- DIRECTION
Extract the data exactly, missing nothing.

* * *

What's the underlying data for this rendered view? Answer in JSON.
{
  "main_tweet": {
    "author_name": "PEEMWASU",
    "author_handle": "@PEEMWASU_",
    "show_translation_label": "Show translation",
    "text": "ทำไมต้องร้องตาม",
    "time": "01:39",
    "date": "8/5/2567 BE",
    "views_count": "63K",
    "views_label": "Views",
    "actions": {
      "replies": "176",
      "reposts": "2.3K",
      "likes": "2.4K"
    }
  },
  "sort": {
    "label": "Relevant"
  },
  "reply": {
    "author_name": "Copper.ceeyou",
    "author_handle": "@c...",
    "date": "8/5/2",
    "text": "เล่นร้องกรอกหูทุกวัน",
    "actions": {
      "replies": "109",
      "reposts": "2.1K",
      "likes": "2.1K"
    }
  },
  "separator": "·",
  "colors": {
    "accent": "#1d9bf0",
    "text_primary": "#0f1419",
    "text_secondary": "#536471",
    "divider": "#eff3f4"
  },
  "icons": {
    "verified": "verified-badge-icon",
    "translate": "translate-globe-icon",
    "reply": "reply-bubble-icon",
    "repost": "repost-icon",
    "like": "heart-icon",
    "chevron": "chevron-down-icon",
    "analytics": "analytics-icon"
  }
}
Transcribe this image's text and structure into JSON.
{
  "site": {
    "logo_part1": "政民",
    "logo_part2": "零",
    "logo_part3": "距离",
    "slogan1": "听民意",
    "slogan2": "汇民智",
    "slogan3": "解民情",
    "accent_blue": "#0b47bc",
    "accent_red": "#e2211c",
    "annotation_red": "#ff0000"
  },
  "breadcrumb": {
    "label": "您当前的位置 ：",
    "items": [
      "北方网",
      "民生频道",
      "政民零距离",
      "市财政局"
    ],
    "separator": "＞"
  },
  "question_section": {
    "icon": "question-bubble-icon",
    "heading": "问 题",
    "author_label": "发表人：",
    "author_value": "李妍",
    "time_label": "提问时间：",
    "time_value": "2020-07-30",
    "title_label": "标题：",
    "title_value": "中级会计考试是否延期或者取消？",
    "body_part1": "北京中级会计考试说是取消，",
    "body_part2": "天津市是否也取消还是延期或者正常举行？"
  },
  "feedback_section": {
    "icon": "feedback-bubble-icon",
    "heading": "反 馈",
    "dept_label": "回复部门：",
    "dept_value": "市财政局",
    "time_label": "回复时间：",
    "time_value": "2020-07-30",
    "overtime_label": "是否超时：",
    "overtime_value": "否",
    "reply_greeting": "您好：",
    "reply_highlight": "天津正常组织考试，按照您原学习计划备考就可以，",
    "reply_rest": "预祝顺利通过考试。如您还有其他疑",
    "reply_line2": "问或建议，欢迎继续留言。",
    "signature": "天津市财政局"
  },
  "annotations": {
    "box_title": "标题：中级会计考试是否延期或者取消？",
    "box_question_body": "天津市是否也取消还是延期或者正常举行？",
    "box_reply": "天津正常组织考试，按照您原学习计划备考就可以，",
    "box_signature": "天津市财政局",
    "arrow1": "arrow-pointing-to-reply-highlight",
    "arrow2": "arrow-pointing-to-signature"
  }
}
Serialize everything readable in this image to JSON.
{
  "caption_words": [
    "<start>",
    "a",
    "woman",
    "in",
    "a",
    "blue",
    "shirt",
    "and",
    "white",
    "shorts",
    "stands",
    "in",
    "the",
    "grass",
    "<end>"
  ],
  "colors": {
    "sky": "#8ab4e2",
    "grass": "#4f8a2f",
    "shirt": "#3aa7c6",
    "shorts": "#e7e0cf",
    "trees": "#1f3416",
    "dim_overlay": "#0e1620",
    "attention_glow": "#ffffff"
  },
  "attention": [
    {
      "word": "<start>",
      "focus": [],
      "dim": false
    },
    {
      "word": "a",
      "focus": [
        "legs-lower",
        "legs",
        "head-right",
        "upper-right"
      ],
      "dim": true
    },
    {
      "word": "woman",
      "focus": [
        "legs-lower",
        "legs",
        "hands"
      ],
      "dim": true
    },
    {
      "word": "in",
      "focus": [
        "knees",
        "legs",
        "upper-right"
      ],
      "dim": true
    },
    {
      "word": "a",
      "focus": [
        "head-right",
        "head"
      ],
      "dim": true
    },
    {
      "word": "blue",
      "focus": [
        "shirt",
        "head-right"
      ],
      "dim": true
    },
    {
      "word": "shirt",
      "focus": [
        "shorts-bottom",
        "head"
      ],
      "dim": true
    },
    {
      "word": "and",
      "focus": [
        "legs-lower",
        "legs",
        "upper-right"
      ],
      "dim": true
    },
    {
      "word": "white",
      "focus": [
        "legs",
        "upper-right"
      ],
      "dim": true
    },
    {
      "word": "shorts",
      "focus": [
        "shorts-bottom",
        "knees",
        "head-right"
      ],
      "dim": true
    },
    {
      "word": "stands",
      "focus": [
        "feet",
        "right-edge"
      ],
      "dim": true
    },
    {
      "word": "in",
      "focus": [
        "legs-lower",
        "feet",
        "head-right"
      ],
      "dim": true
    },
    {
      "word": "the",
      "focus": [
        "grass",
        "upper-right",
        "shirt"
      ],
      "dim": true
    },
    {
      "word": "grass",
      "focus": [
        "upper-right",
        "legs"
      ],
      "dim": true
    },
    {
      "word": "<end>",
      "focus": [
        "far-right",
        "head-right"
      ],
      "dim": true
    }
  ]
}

* * *

- SOLVED EXERCISE
What's the underlying data for this rendered view? Answer in JSON.
{
  "main_tweet": {
    "author_name": "PEEMWASU",
    "author_handle": "@PEEMWASU_",
    "show_translation_label": "Show translation",
    "text": "ทำไมต้องร้องตาม",
    "time": "01:39",
    "date": "8/5/2567 BE",
    "views_count": "63K",
    "views_label": "Views",
    "actions": {
      "replies": "176",
      "reposts": "2.3K",
      "likes": "2.4K"
    }
  },
  "sort": {
    "label": "Relevant"
  },
  "reply": {
    "author_name": "Copper.ceeyou",
    "author_handle": "@c...",
    "date": "8/5/2",
    "text": "เล่นร้องกรอกหูทุกวัน",
    "actions": {
      "replies": "109",
      "reposts": "2.1K",
      "likes": "2.1K"
    }
  },
  "separator": "·",
  "colors": {
    "accent": "#1d9bf0",
    "text_primary": "#0f1419",
    "text_secondary": "#536471",
    "divider": "#eff3f4"
  },
  "icons": {
    "verified": "verified-badge-icon",
    "translate": "translate-globe-icon",
    "reply": "reply-bubble-icon",
    "repost": "repost-icon",
    "like": "heart-icon",
    "chevron": "chevron-down-icon",
    "analytics": "analytics-icon"
  }
}
Transcribe this image's text and structure into JSON.
{
  "site": {
    "logo_part1": "政民",
    "logo_part2": "零",
    "logo_part3": "距离",
    "slogan1": "听民意",
    "slogan2": "汇民智",
    "slogan3": "解民情",
    "accent_blue": "#0b47bc",
    "accent_red": "#e2211c",
    "annotation_red": "#ff0000"
  },
  "breadcrumb": {
    "label": "您当前的位置 ：",
    "items": [
      "北方网",
      "民生频道",
      "政民零距离",
      "市财政局"
    ],
    "separator": "＞"
  },
  "question_section": {
    "icon": "question-bubble-icon",
    "heading": "问 题",
    "author_label": "发表人：",
    "author_value": "李妍",
    "time_label": "提问时间：",
    "time_value": "2020-07-30",
    "title_label": "标题：",
    "title_value": "中级会计考试是否延期或者取消？",
    "body_part1": "北京中级会计考试说是取消，",
    "body_part2": "天津市是否也取消还是延期或者正常举行？"
  },
  "feedback_section": {
    "icon": "feedback-bubble-icon",
    "heading": "反 馈",
    "dept_label": "回复部门：",
    "dept_value": "市财政局",
    "time_label": "回复时间：",
    "time_value": "2020-07-30",
    "overtime_label": "是否超时：",
    "overtime_value": "否",
    "reply_greeting": "您好：",
    "reply_highlight": "天津正常组织考试，按照您原学习计划备考就可以，",
    "reply_rest": "预祝顺利通过考试。如您还有其他疑",
    "reply_line2": "问或建议，欢迎继续留言。",
    "signature": "天津市财政局"
  },
  "annotations": {
    "box_title": "标题：中级会计考试是否延期或者取消？",
    "box_question_body": "天津市是否也取消还是延期或者正常举行？",
    "box_reply": "天津正常组织考试，按照您原学习计划备考就可以，",
    "box_signature": "天津市财政局",
    "arrow1": "arrow-pointing-to-reply-highlight",
    "arrow2": "arrow-pointing-to-signature"
  }
}
Serialize everything readable in this image to JSON.
{
  "caption_words": [
    "<start>",
    "a",
    "woman",
    "in",
    "a",
    "blue",
    "shirt",
    "and",
    "white",
    "shorts",
    "stands",
    "in",
    "the",
    "grass",
    "<end>"
  ],
  "colors": {
    "sky": "#8ab4e2",
    "grass": "#4f8a2f",
    "shirt": "#3aa7c6",
    "shorts": "#e7e0cf",
    "trees": "#1f3416",
    "dim_overlay": "#0e1620",
    "attention_glow": "#ffffff"
  },
  "attention": [
    {
      "word": "<start>",
      "focus": [],
      "dim": false
    },
    {
      "word": "a",
      "focus": [
        "legs-lower",
        "legs",
        "head-right",
        "upper-right"
      ],
      "dim": true
    },
    {
      "word": "woman",
      "focus": [
        "legs-lower",
        "legs",
        "hands"
      ],
      "dim": true
    },
    {
      "word": "in",
      "focus": [
        "knees",
        "legs",
        "upper-right"
      ],
      "dim": true
    },
    {
      "word": "a",
      "focus": [
        "head-right",
        "head"
      ],
      "dim": true
    },
    {
      "word": "blue",
      "focus": [
        "shirt",
        "head-right"
      ],
      "dim": true
    },
    {
      "word": "shirt",
      "focus": [
        "shorts-bottom",
        "head"
      ],
      "dim": true
    },
    {
      "word": "and",
      "focus": [
        "legs-lower",
        "legs",
        "upper-right"
      ],
      "dim": true
    },
    {
      "word": "white",
      "focus": [
        "legs",
        "upper-right"
      ],
      "dim": true
    },
    {
      "word": "shorts",
      "focus": [
        "shorts-bottom",
        "knees",
        "head-right"
      ],
      "dim": true
    },
    {
      "word": "stands",
      "focus": [
        "feet",
        "right-edge"
      ],
      "dim": true
    },
    {
      "word": "in",
      "focus": [
        "legs-lower",
        "feet",
        "head-right"
      ],
      "dim": true
    },
    {
      "word": "the",
      "focus": [
        "grass",
        "upper-right",
        "shirt"
      ],
      "dim": true
    },
    {
      "word": "grass",
      "focus": [
        "upper-right",
        "legs"
      ],
      "dim": true
    },
    {
      "word": "<end>",
      "focus": [
        "far-right",
        "head-right"
      ],
      "dim": true
    }
  ]
}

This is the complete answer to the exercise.